Records about charts and figures
########

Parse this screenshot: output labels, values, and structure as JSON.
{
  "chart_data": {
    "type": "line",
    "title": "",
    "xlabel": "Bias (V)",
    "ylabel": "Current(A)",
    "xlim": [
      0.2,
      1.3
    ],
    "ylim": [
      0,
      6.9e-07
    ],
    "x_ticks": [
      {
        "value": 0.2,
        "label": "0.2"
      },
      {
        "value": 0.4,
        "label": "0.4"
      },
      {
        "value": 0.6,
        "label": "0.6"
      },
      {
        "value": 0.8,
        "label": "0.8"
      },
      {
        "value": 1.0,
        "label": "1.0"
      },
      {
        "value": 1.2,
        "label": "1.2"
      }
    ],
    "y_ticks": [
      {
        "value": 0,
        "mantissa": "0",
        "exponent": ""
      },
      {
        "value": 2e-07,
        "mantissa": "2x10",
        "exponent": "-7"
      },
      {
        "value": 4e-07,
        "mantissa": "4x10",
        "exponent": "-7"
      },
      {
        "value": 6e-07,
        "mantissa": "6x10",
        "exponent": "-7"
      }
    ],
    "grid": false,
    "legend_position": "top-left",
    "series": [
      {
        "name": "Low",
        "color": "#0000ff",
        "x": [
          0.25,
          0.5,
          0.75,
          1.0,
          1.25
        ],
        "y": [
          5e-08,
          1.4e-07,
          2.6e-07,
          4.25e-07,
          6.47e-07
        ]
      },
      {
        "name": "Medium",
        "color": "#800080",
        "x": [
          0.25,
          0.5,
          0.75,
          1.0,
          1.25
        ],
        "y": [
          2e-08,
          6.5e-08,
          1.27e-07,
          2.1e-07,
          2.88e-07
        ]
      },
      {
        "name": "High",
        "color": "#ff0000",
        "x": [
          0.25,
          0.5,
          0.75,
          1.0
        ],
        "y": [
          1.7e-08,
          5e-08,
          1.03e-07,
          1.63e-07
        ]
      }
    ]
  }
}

########

__TASK GOAL__. Would you give the material above again, complete and exact?

__CORRECT ANSWER__.
Parse this screenshot: output labels, values, and structure as JSON.
{
  "chart_data": {
    "type": "line",
    "title": "",
    "xlabel": "Bias (V)",
    "ylabel": "Current(A)",
    "xlim": [
      0.2,
      1.3
    ],
    "ylim": [
      0,
      6.9e-07
    ],
    "x_ticks": [
      {
        "value": 0.2,
        "label": "0.2"
      },
      {
        "value": 0.4,
        "label": "0.4"
      },
      {
        "value": 0.6,
        "label": "0.6"
      },
      {
        "value": 0.8,
        "label": "0.8"
      },
      {
        "value": 1.0,
        "label": "1.0"
      },
      {
        "value": 1.2,
        "label": "1.2"
      }
    ],
    "y_ticks": [
      {
        "value": 0,
        "mantissa": "0",
        "exponent": ""
      },
      {
        "value": 2e-07,
        "mantissa": "2x10",
        "exponent": "-7"
      },
      {
        "value": 4e-07,
        "mantissa": "4x10",
        "exponent": "-7"
      },
      {
        "value": 6e-07,
        "mantissa": "6x10",
        "exponent": "-7"
      }
    ],
    "grid": false,
    "legend_position": "top-left",
    "series": [
      {
        "name": "Low",
        "color": "#0000ff",
        "x": [
          0.25,
          0.5,
          0.75,
          1.0,
          1.25
        ],
        "y": [
          5e-08,
          1.4e-07,
          2.6e-07,
          4.25e-07,
          6.47e-07
        ]
      },
      {
        "name": "Medium",
        "color": "#800080",
        "x": [
          0.25,
          0.5,
          0.75,
          1.0,
          1.25
        ],
        "y": [
          2e-08,
          6.5e-08,
          1.27e-07,
          2.1e-07,
          2.88e-07
        ]
      },
      {
        "name": "High",
        "color": "#ff0000",
        "x": [
          0.25,
          0.5,
          0.75,
          1.0
        ],
        "y": [
          1.7e-08,
          5e-08,
          1.03e-07,
          1.63e-07
        ]
      }
    ]
  }
}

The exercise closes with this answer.